— start of Extracted records —

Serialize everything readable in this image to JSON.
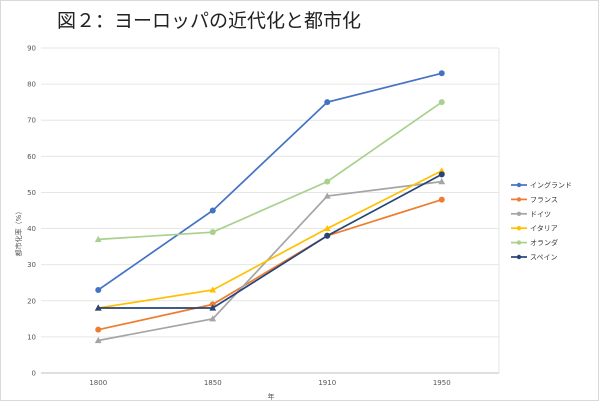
{
  "chart_data": {
    "type": "line",
    "title": "図２：ヨーロッパの近代化と都市化",
    "xlabel": "年",
    "ylabel": "都市化率（%）",
    "categories": [
      "1800",
      "1850",
      "1910",
      "1950"
    ],
    "ylim": [
      0,
      90
    ],
    "yticks": [
      0,
      10,
      20,
      30,
      40,
      50,
      60,
      70,
      80,
      90
    ],
    "grid": true,
    "legend": "right",
    "series": [
      {
        "name": "イングランド",
        "color": "#4472C4",
        "marker": "circle",
        "values": [
          23,
          45,
          75,
          83
        ]
      },
      {
        "name": "フランス",
        "color": "#ED7D31",
        "marker": "circle",
        "values": [
          12,
          19,
          38,
          48
        ]
      },
      {
        "name": "ドイツ",
        "color": "#A5A5A5",
        "marker": "triangle",
        "values": [
          9,
          15,
          49,
          53
        ]
      },
      {
        "name": "イタリア",
        "color": "#FFC000",
        "marker": "triangle",
        "values": [
          18,
          23,
          40,
          56
        ]
      },
      {
        "name": "オランダ",
        "color": "#A9D18E",
        "marker": "triangle-circle",
        "values": [
          37,
          39,
          53,
          75
        ]
      },
      {
        "name": "スペイン",
        "color": "#264478",
        "marker": "triangle-triangle-circle-circle",
        "values": [
          18,
          18,
          38,
          55
        ]
      }
    ]
  }
}
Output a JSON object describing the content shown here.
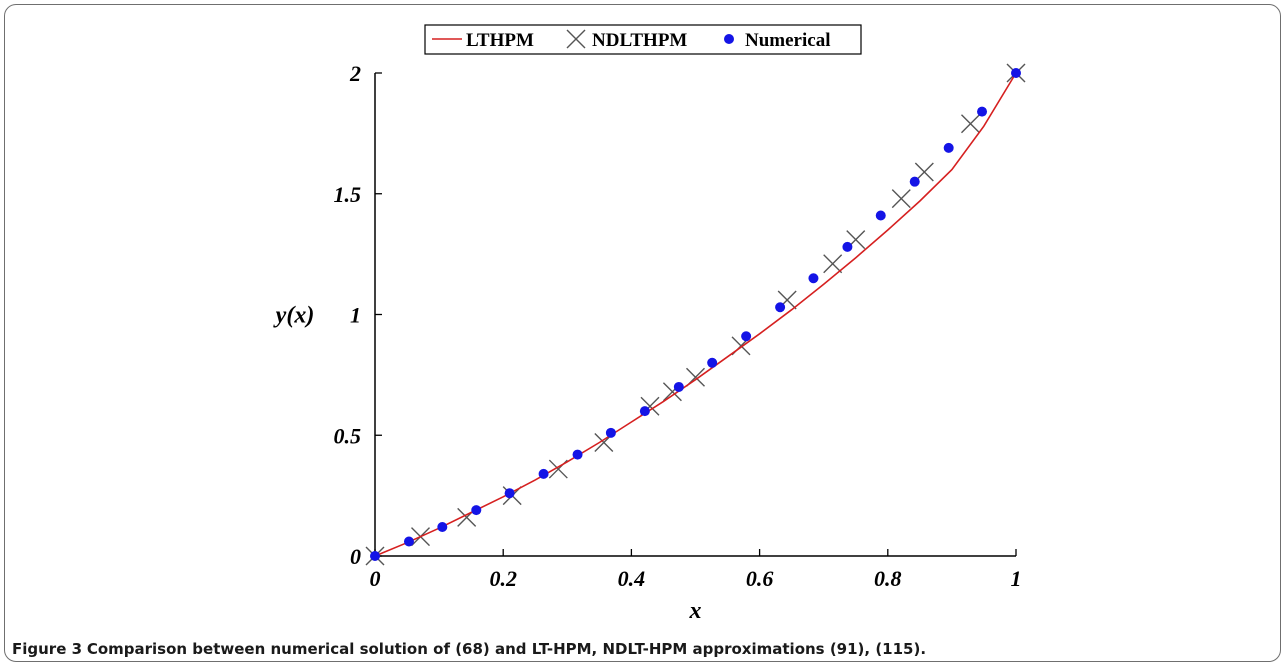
{
  "figure": {
    "caption_label": "Figure 3",
    "caption_text": "Comparison between numerical solution of (68) and LT-HPM, NDLT-HPM approximations (91), (115)."
  },
  "chart_data": {
    "type": "line",
    "xlabel": "x",
    "ylabel": "y(x)",
    "xlim": [
      0,
      1
    ],
    "ylim": [
      0,
      2
    ],
    "xticks": [
      0,
      0.2,
      0.4,
      0.6,
      0.8,
      1
    ],
    "yticks": [
      0,
      0.5,
      1,
      1.5,
      2
    ],
    "xtick_labels": [
      "0",
      "0.2",
      "0.4",
      "0.6",
      "0.8",
      "1"
    ],
    "ytick_labels": [
      "0",
      "0.5",
      "1",
      "1.5",
      "2"
    ],
    "legend_position": "top-center",
    "grid": false,
    "series": [
      {
        "name": "LTHPM",
        "style": "line",
        "color": "#d62020",
        "x": [
          0,
          0.05,
          0.1,
          0.15,
          0.2,
          0.25,
          0.3,
          0.35,
          0.4,
          0.45,
          0.5,
          0.55,
          0.6,
          0.65,
          0.7,
          0.75,
          0.8,
          0.85,
          0.9,
          0.95,
          1
        ],
        "y": [
          0,
          0.055,
          0.115,
          0.18,
          0.245,
          0.315,
          0.39,
          0.47,
          0.555,
          0.64,
          0.73,
          0.825,
          0.92,
          1.02,
          1.125,
          1.235,
          1.35,
          1.47,
          1.6,
          1.78,
          2.0
        ]
      },
      {
        "name": "NDLTHPM",
        "style": "cross",
        "color": "#555555",
        "x": [
          0,
          0.071,
          0.143,
          0.214,
          0.286,
          0.357,
          0.429,
          0.464,
          0.5,
          0.571,
          0.643,
          0.714,
          0.75,
          0.821,
          0.857,
          0.929,
          1
        ],
        "y": [
          0,
          0.08,
          0.16,
          0.25,
          0.36,
          0.47,
          0.62,
          0.68,
          0.74,
          0.87,
          1.06,
          1.21,
          1.31,
          1.48,
          1.59,
          1.79,
          2.0
        ]
      },
      {
        "name": "Numerical",
        "style": "point",
        "color": "#1414e6",
        "x": [
          0,
          0.053,
          0.105,
          0.158,
          0.21,
          0.263,
          0.316,
          0.368,
          0.421,
          0.474,
          0.526,
          0.579,
          0.632,
          0.684,
          0.737,
          0.789,
          0.842,
          0.895,
          0.947,
          1
        ],
        "y": [
          0,
          0.06,
          0.12,
          0.19,
          0.26,
          0.34,
          0.42,
          0.51,
          0.6,
          0.7,
          0.8,
          0.91,
          1.03,
          1.15,
          1.28,
          1.41,
          1.55,
          1.69,
          1.84,
          2.0
        ]
      }
    ]
  }
}
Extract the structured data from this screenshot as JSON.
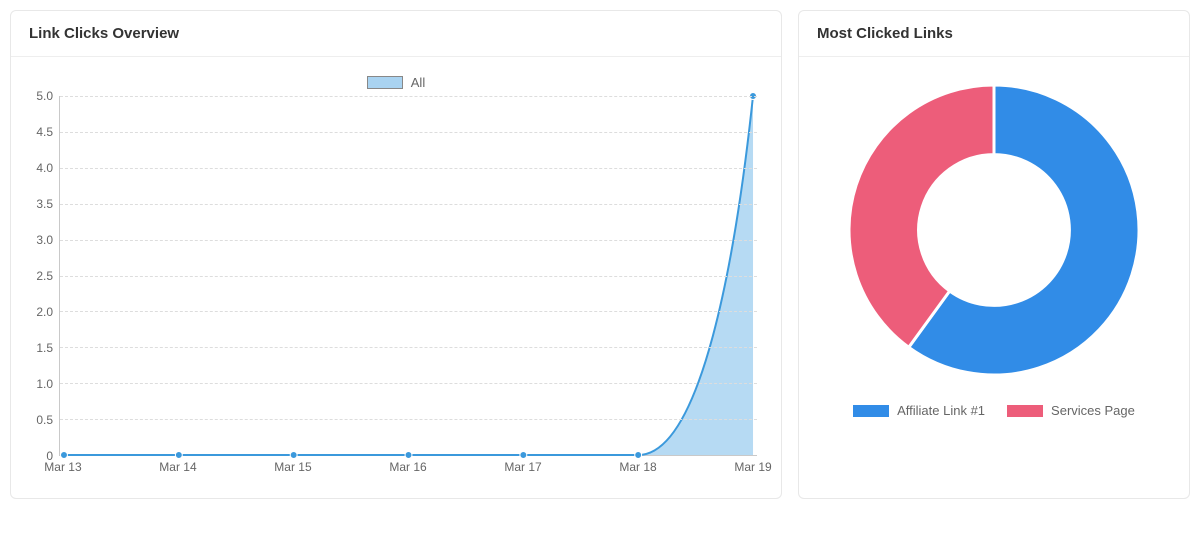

— end of Extracted records —

* **Problem statement**
Copy out each line in the listing that has the word "circle".

* **Exercise response**
        "marker": "circle",
        "marker": "circle",
        "marker": "triangle-circle",
        "marker": "triangle-triangle-circle-circle",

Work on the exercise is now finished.